::: Entries :::

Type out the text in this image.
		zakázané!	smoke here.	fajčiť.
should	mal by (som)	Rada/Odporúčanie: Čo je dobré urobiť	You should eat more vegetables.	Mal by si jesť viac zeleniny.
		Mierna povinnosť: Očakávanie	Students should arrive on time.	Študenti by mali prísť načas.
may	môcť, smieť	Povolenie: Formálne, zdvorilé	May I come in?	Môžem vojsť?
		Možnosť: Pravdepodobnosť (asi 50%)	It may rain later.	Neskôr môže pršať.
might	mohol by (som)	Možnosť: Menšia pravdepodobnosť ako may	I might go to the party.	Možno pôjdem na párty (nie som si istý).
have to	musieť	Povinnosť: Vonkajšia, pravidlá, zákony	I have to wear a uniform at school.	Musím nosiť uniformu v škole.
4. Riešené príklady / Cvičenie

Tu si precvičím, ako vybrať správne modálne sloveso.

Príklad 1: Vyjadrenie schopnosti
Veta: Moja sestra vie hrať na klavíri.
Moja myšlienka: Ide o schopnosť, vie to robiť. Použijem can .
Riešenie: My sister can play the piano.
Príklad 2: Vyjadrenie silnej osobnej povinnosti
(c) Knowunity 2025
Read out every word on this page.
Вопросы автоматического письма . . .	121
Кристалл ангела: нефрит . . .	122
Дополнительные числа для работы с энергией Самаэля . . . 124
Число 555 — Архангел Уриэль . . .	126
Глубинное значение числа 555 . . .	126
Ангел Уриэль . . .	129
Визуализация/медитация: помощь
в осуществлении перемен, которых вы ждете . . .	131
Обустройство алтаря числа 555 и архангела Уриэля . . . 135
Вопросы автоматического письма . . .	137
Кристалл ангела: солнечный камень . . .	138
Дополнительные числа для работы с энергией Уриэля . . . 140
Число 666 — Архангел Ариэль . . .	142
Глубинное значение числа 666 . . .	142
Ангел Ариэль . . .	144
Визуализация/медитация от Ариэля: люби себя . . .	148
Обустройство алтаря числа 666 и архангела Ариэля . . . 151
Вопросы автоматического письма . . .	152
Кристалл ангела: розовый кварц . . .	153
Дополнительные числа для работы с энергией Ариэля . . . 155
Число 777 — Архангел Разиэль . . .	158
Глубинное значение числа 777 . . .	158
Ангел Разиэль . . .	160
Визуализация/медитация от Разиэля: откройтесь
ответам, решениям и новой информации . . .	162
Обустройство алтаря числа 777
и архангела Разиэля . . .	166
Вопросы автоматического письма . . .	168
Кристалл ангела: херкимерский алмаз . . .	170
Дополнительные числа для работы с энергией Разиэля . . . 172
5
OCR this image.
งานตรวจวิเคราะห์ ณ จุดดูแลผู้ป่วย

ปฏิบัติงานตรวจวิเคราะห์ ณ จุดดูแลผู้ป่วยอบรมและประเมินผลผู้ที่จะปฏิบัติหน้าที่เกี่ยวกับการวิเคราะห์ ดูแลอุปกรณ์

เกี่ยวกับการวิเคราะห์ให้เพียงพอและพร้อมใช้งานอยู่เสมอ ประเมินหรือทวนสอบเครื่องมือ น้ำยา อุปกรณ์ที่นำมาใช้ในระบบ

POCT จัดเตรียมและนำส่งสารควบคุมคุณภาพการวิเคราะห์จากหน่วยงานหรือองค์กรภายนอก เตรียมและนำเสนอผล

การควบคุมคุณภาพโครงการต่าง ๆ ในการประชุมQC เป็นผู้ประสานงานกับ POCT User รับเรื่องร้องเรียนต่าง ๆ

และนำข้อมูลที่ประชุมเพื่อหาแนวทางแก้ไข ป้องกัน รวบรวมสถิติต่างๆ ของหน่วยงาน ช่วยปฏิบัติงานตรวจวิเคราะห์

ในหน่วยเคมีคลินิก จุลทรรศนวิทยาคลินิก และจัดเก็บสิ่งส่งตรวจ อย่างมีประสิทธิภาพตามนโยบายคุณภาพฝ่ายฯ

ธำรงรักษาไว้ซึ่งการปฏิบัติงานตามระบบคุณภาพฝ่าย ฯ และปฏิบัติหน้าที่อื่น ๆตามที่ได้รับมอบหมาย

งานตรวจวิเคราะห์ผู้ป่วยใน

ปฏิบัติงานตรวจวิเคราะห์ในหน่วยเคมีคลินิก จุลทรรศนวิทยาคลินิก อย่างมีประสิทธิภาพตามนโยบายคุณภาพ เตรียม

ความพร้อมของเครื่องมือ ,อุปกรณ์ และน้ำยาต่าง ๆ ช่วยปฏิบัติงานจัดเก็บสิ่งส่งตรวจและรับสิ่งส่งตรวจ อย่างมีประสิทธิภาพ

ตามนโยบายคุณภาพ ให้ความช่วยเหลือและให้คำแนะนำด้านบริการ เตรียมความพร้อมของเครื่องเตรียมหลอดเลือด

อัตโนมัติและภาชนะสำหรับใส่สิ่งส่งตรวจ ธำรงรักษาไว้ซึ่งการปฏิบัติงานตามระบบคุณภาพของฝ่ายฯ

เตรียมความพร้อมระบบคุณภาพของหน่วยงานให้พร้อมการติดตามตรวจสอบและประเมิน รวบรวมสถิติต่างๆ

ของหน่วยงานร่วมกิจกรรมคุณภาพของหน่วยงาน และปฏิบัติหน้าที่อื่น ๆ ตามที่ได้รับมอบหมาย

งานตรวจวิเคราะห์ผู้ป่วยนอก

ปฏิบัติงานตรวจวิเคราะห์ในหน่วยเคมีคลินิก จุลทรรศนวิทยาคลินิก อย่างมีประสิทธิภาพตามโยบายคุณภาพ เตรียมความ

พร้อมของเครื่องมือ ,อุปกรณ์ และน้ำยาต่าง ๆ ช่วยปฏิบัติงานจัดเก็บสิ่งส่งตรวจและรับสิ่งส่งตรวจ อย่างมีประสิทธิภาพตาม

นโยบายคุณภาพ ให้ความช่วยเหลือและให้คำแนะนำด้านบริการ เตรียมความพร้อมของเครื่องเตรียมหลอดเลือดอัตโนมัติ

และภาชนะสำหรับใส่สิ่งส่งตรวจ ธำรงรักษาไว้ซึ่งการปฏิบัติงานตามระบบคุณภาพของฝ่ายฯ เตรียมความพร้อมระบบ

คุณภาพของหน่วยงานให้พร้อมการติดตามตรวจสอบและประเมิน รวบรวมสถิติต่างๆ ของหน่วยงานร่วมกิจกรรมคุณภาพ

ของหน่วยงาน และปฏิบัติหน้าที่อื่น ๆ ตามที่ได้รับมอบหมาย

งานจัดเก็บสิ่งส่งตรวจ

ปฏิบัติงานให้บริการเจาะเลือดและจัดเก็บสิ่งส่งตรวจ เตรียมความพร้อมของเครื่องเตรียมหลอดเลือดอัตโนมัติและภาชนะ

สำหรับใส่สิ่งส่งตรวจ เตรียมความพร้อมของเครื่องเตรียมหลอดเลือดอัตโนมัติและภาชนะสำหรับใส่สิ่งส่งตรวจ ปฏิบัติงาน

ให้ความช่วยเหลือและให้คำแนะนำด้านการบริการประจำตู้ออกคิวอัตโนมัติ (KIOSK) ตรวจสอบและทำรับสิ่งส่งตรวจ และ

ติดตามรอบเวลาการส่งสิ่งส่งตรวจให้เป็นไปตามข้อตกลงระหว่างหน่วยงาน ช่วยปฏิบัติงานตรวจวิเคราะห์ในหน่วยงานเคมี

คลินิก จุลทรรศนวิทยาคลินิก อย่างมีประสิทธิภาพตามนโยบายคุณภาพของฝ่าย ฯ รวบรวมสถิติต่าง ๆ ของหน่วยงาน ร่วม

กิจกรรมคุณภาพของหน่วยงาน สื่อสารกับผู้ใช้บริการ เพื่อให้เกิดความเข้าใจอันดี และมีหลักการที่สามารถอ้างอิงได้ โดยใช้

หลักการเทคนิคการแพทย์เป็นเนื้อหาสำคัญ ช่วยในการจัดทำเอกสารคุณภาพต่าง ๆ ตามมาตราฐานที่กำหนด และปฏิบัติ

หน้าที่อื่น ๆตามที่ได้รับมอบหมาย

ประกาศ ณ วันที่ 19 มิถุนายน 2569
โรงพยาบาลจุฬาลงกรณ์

:::

• _Problem_
Gather each line of the records holding the string "Дополнительные".

• _Written response_
Дополнительные числа для работы с энергией Самаэля . . . 124
Дополнительные числа для работы с энергией Уриэля . . . 140
Дополнительные числа для работы с энергией Ариэля . . . 155
Дополнительные числа для работы с энергией Разиэля . . . 172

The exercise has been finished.